EXERCISE REQUIREMENTS: Transcribe all of the material exactly.

DATASET ROWS:
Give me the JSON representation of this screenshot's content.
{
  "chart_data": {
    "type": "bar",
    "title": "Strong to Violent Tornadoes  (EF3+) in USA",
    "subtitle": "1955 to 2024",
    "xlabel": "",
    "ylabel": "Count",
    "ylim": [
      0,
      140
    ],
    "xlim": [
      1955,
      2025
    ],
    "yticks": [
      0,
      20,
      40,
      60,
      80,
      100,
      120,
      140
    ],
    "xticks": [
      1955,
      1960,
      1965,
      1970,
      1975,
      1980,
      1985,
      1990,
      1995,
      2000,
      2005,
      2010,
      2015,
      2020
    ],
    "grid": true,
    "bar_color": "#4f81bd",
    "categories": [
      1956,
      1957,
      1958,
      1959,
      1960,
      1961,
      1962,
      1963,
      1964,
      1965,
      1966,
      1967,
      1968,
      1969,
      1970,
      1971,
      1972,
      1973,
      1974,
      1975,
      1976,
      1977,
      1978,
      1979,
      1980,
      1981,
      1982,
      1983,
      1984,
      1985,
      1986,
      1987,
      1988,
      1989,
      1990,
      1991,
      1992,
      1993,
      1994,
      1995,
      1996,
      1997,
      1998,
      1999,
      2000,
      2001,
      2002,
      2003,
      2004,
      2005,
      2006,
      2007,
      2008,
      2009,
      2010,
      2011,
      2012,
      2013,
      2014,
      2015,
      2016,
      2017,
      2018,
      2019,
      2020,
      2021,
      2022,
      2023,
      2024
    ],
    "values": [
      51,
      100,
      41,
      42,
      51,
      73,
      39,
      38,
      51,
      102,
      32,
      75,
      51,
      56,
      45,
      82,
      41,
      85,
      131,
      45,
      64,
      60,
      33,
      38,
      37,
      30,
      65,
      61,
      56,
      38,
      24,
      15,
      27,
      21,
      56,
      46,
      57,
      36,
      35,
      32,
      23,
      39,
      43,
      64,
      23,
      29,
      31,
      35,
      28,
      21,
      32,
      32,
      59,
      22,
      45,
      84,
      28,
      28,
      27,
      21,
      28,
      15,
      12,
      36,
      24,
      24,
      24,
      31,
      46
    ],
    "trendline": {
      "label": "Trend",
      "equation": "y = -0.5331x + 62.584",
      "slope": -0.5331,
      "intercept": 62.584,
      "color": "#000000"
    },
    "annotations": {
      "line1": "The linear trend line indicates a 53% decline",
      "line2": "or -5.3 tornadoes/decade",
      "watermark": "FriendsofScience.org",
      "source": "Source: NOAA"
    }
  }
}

RESULT:
Give me the JSON representation of this screenshot's content.
{
  "chart_data": {
    "type": "bar",
    "title": "Strong to Violent Tornadoes  (EF3+) in USA",
    "subtitle": "1955 to 2024",
    "xlabel": "",
    "ylabel": "Count",
    "ylim": [
      0,
      140
    ],
    "xlim": [
      1955,
      2025
    ],
    "yticks": [
      0,
      20,
      40,
      60,
      80,
      100,
      120,
      140
    ],
    "xticks": [
      1955,
      1960,
      1965,
      1970,
      1975,
      1980,
      1985,
      1990,
      1995,
      2000,
      2005,
      2010,
      2015,
      2020
    ],
    "grid": true,
    "bar_color": "#4f81bd",
    "categories": [
      1956,
      1957,
      1958,
      1959,
      1960,
      1961,
      1962,
      1963,
      1964,
      1965,
      1966,
      1967,
      1968,
      1969,
      1970,
      1971,
      1972,
      1973,
      1974,
      1975,
      1976,
      1977,
      1978,
      1979,
      1980,
      1981,
      1982,
      1983,
      1984,
      1985,
      1986,
      1987,
      1988,
      1989,
      1990,
      1991,
      1992,
      1993,
      1994,
      1995,
      1996,
      1997,
      1998,
      1999,
      2000,
      2001,
      2002,
      2003,
      2004,
      2005,
      2006,
      2007,
      2008,
      2009,
      2010,
      2011,
      2012,
      2013,
      2014,
      2015,
      2016,
      2017,
      2018,
      2019,
      2020,
      2021,
      2022,
      2023,
      2024
    ],
    "values": [
      51,
      100,
      41,
      42,
      51,
      73,
      39,
      38,
      51,
      102,
      32,
      75,
      51,
      56,
      45,
      82,
      41,
      85,
      131,
      45,
      64,
      60,
      33,
      38,
      37,
      30,
      65,
      61,
      56,
      38,
      24,
      15,
      27,
      21,
      56,
      46,
      57,
      36,
      35,
      32,
      23,
      39,
      43,
      64,
      23,
      29,
      31,
      35,
      28,
      21,
      32,
      32,
      59,
      22,
      45,
      84,
      28,
      28,
      27,
      21,
      28,
      15,
      12,
      36,
      24,
      24,
      24,
      31,
      46
    ],
    "trendline": {
      "label": "Trend",
      "equation": "y = -0.5331x + 62.584",
      "slope": -0.5331,
      "intercept": 62.584,
      "color": "#000000"
    },
    "annotations": {
      "line1": "The linear trend line indicates a 53% decline",
      "line2": "or -5.3 tornadoes/decade",
      "watermark": "FriendsofScience.org",
      "source": "Source: NOAA"
    }
  }
}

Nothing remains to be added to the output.